Problem description: Could you repeat the records below exactly, leaving out any pictures?

[Records]
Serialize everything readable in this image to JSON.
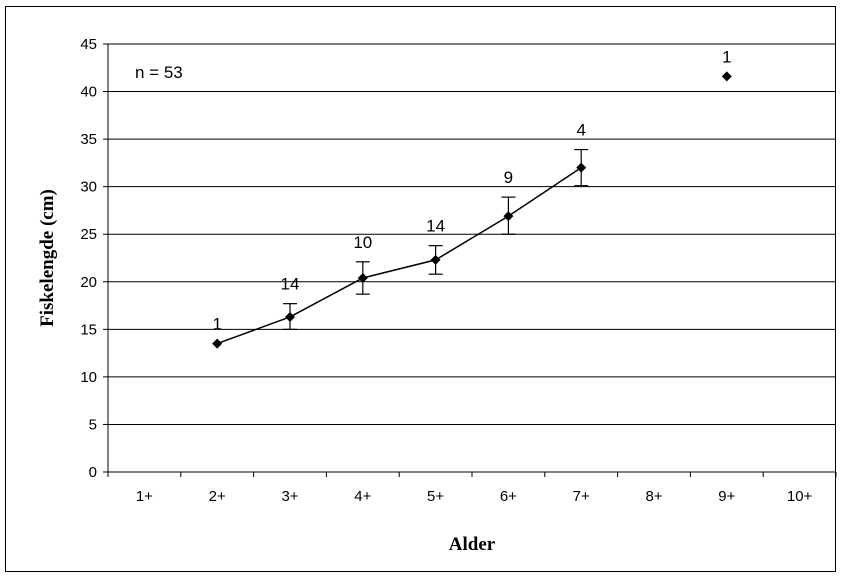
{
  "chart_data": {
    "type": "line",
    "xlabel": "Alder",
    "ylabel": "Fiskelengde (cm)",
    "annotation": "n = 53",
    "categories": [
      "1+",
      "2+",
      "3+",
      "4+",
      "5+",
      "6+",
      "7+",
      "8+",
      "9+",
      "10+"
    ],
    "ylim": [
      0,
      45
    ],
    "yticks": [
      "0",
      "5",
      "10",
      "15",
      "20",
      "25",
      "30",
      "35",
      "40",
      "45"
    ],
    "grid": true,
    "legend": "none",
    "series": [
      {
        "points": [
          {
            "x": "2+",
            "y": 13.5,
            "label": "1"
          },
          {
            "x": "3+",
            "y": 16.3,
            "err_low": 15.0,
            "err_high": 17.7,
            "label": "14"
          },
          {
            "x": "4+",
            "y": 20.4,
            "err_low": 18.7,
            "err_high": 22.1,
            "label": "10"
          },
          {
            "x": "5+",
            "y": 22.3,
            "err_low": 20.8,
            "err_high": 23.8,
            "label": "14"
          },
          {
            "x": "6+",
            "y": 26.9,
            "err_low": 25.0,
            "err_high": 28.9,
            "label": "9"
          },
          {
            "x": "7+",
            "y": 32.0,
            "err_low": 30.1,
            "err_high": 33.9,
            "label": "4"
          }
        ]
      },
      {
        "points": [
          {
            "x": "9+",
            "y": 41.6,
            "label": "1"
          }
        ]
      }
    ]
  }
}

Task response:
Serialize everything readable in this image to JSON.
{
  "chart_data": {
    "type": "line",
    "xlabel": "Alder",
    "ylabel": "Fiskelengde (cm)",
    "annotation": "n = 53",
    "categories": [
      "1+",
      "2+",
      "3+",
      "4+",
      "5+",
      "6+",
      "7+",
      "8+",
      "9+",
      "10+"
    ],
    "ylim": [
      0,
      45
    ],
    "yticks": [
      "0",
      "5",
      "10",
      "15",
      "20",
      "25",
      "30",
      "35",
      "40",
      "45"
    ],
    "grid": true,
    "legend": "none",
    "series": [
      {
        "points": [
          {
            "x": "2+",
            "y": 13.5,
            "label": "1"
          },
          {
            "x": "3+",
            "y": 16.3,
            "err_low": 15.0,
            "err_high": 17.7,
            "label": "14"
          },
          {
            "x": "4+",
            "y": 20.4,
            "err_low": 18.7,
            "err_high": 22.1,
            "label": "10"
          },
          {
            "x": "5+",
            "y": 22.3,
            "err_low": 20.8,
            "err_high": 23.8,
            "label": "14"
          },
          {
            "x": "6+",
            "y": 26.9,
            "err_low": 25.0,
            "err_high": 28.9,
            "label": "9"
          },
          {
            "x": "7+",
            "y": 32.0,
            "err_low": 30.1,
            "err_high": 33.9,
            "label": "4"
          }
        ]
      },
      {
        "points": [
          {
            "x": "9+",
            "y": 41.6,
            "label": "1"
          }
        ]
      }
    ]
  }
}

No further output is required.